Chart and figure data
Begin

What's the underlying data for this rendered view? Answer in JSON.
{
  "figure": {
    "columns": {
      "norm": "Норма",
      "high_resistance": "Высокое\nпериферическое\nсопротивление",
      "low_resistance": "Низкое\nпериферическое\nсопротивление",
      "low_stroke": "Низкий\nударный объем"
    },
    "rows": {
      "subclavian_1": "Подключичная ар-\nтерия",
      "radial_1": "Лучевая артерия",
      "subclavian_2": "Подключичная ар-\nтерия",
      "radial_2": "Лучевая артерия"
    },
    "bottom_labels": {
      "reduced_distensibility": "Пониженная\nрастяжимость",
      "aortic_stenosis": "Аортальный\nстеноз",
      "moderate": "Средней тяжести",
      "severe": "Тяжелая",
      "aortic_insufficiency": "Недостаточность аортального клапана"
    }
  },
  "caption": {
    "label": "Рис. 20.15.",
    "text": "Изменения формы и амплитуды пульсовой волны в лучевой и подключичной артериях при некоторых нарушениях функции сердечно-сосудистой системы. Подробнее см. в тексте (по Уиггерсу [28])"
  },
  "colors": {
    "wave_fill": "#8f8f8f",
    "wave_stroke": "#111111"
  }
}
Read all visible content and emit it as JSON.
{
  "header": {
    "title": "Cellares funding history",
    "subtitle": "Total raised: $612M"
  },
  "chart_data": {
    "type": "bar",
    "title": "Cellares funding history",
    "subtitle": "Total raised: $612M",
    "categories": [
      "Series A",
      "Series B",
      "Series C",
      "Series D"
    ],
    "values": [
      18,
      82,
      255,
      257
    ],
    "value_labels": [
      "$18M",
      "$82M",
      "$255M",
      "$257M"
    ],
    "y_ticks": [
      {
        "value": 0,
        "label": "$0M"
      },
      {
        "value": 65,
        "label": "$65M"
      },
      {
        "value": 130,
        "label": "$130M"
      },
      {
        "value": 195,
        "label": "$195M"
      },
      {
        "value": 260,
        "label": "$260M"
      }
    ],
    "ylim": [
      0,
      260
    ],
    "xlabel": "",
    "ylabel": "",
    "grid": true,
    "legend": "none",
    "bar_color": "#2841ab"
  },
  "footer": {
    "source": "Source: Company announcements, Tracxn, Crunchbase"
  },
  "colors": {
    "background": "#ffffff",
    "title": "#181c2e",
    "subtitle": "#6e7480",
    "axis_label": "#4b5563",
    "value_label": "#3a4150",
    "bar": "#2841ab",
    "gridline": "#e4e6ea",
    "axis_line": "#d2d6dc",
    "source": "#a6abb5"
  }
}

End

WHAT THE TASK REQUIRES:
Scan the data for the word "Total" and copy every line where it shows up.

ANSWER TO THE EXERCISE:
    "subtitle": "Total raised: $612M"
    "subtitle": "Total raised: $612M",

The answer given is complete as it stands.